- [Written exercise] Give the entries again exactly, every one of them.

- [Given records]

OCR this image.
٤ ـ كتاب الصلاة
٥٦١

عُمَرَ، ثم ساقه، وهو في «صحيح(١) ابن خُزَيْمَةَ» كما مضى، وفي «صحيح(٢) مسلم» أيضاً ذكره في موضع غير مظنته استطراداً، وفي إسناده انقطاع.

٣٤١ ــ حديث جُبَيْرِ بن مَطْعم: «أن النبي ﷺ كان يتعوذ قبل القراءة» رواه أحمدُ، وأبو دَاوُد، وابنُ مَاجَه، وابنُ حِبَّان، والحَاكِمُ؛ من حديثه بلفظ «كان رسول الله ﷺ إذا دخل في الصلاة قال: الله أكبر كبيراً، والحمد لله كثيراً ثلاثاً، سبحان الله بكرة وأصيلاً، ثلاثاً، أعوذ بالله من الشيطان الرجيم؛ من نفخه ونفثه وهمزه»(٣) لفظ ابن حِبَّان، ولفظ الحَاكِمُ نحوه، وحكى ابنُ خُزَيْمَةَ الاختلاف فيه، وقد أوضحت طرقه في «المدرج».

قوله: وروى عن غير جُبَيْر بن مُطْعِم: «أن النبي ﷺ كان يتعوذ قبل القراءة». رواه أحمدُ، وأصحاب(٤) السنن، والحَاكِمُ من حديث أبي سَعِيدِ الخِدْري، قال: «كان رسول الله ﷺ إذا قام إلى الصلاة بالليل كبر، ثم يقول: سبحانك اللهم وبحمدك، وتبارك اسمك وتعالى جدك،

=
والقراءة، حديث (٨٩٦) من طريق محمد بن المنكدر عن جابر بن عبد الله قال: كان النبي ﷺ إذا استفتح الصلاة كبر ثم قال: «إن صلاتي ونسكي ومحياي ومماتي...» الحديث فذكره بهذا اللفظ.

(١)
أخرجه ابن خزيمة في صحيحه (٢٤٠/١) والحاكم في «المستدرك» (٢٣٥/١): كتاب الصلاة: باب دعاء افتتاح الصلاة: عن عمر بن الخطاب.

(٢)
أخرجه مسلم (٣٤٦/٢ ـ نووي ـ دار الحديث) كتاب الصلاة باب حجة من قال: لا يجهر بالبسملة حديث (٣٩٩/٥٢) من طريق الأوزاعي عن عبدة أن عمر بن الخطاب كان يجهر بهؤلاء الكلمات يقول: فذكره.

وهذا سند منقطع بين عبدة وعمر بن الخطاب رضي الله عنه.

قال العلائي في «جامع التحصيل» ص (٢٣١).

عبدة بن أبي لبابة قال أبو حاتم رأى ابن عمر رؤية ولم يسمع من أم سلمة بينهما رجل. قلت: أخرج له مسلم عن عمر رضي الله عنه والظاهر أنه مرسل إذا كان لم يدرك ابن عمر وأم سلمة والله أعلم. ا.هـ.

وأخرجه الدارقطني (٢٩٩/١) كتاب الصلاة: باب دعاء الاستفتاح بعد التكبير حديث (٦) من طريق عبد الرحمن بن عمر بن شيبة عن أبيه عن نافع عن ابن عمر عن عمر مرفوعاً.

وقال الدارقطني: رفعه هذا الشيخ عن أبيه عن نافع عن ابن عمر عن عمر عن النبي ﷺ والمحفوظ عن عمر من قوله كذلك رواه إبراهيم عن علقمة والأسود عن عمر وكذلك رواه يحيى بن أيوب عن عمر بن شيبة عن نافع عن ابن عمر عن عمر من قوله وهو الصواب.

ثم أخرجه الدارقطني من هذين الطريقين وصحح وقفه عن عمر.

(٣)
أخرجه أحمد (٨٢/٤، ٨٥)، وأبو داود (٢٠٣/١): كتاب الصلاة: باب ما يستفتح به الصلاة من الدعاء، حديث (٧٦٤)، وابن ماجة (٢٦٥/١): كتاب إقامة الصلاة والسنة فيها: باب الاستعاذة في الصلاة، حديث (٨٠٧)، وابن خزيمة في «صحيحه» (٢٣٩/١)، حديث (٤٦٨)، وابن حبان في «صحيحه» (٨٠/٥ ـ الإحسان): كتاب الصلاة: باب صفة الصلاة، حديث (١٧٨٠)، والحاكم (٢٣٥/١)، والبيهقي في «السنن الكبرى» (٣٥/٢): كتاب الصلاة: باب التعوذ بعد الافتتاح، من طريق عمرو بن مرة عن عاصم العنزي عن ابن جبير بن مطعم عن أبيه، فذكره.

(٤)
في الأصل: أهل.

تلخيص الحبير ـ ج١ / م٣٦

- [Result of the task]
OCR this image.
٤ ـ كتاب الصلاة
٥٦١

عُمَرَ، ثم ساقه، وهو في «صحيح(١) ابن خُزَيْمَةَ» كما مضى، وفي «صحيح(٢) مسلم» أيضاً ذكره في موضع غير مظنته استطراداً، وفي إسناده انقطاع.

٣٤١ ــ حديث جُبَيْرِ بن مَطْعم: «أن النبي ﷺ كان يتعوذ قبل القراءة» رواه أحمدُ، وأبو دَاوُد، وابنُ مَاجَه، وابنُ حِبَّان، والحَاكِمُ؛ من حديثه بلفظ «كان رسول الله ﷺ إذا دخل في الصلاة قال: الله أكبر كبيراً، والحمد لله كثيراً ثلاثاً، سبحان الله بكرة وأصيلاً، ثلاثاً، أعوذ بالله من الشيطان الرجيم؛ من نفخه ونفثه وهمزه»(٣) لفظ ابن حِبَّان، ولفظ الحَاكِمُ نحوه، وحكى ابنُ خُزَيْمَةَ الاختلاف فيه، وقد أوضحت طرقه في «المدرج».

قوله: وروى عن غير جُبَيْر بن مُطْعِم: «أن النبي ﷺ كان يتعوذ قبل القراءة». رواه أحمدُ، وأصحاب(٤) السنن، والحَاكِمُ من حديث أبي سَعِيدِ الخِدْري، قال: «كان رسول الله ﷺ إذا قام إلى الصلاة بالليل كبر، ثم يقول: سبحانك اللهم وبحمدك، وتبارك اسمك وتعالى جدك،

=
والقراءة، حديث (٨٩٦) من طريق محمد بن المنكدر عن جابر بن عبد الله قال: كان النبي ﷺ إذا استفتح الصلاة كبر ثم قال: «إن صلاتي ونسكي ومحياي ومماتي...» الحديث فذكره بهذا اللفظ.

(١)
أخرجه ابن خزيمة في صحيحه (٢٤٠/١) والحاكم في «المستدرك» (٢٣٥/١): كتاب الصلاة: باب دعاء افتتاح الصلاة: عن عمر بن الخطاب.

(٢)
أخرجه مسلم (٣٤٦/٢ ـ نووي ـ دار الحديث) كتاب الصلاة باب حجة من قال: لا يجهر بالبسملة حديث (٣٩٩/٥٢) من طريق الأوزاعي عن عبدة أن عمر بن الخطاب كان يجهر بهؤلاء الكلمات يقول: فذكره.

وهذا سند منقطع بين عبدة وعمر بن الخطاب رضي الله عنه.

قال العلائي في «جامع التحصيل» ص (٢٣١).

عبدة بن أبي لبابة قال أبو حاتم رأى ابن عمر رؤية ولم يسمع من أم سلمة بينهما رجل. قلت: أخرج له مسلم عن عمر رضي الله عنه والظاهر أنه مرسل إذا كان لم يدرك ابن عمر وأم سلمة والله أعلم. ا.هـ.

وأخرجه الدارقطني (٢٩٩/١) كتاب الصلاة: باب دعاء الاستفتاح بعد التكبير حديث (٦) من طريق عبد الرحمن بن عمر بن شيبة عن أبيه عن نافع عن ابن عمر عن عمر مرفوعاً.

وقال الدارقطني: رفعه هذا الشيخ عن أبيه عن نافع عن ابن عمر عن عمر عن النبي ﷺ والمحفوظ عن عمر من قوله كذلك رواه إبراهيم عن علقمة والأسود عن عمر وكذلك رواه يحيى بن أيوب عن عمر بن شيبة عن نافع عن ابن عمر عن عمر من قوله وهو الصواب.

ثم أخرجه الدارقطني من هذين الطريقين وصحح وقفه عن عمر.

(٣)
أخرجه أحمد (٨٢/٤، ٨٥)، وأبو داود (٢٠٣/١): كتاب الصلاة: باب ما يستفتح به الصلاة من الدعاء، حديث (٧٦٤)، وابن ماجة (٢٦٥/١): كتاب إقامة الصلاة والسنة فيها: باب الاستعاذة في الصلاة، حديث (٨٠٧)، وابن خزيمة في «صحيحه» (٢٣٩/١)، حديث (٤٦٨)، وابن حبان في «صحيحه» (٨٠/٥ ـ الإحسان): كتاب الصلاة: باب صفة الصلاة، حديث (١٧٨٠)، والحاكم (٢٣٥/١)، والبيهقي في «السنن الكبرى» (٣٥/٢): كتاب الصلاة: باب التعوذ بعد الافتتاح، من طريق عمرو بن مرة عن عاصم العنزي عن ابن جبير بن مطعم عن أبيه، فذكره.

(٤)
في الأصل: أهل.

تلخيص الحبير ـ ج١ / م٣٦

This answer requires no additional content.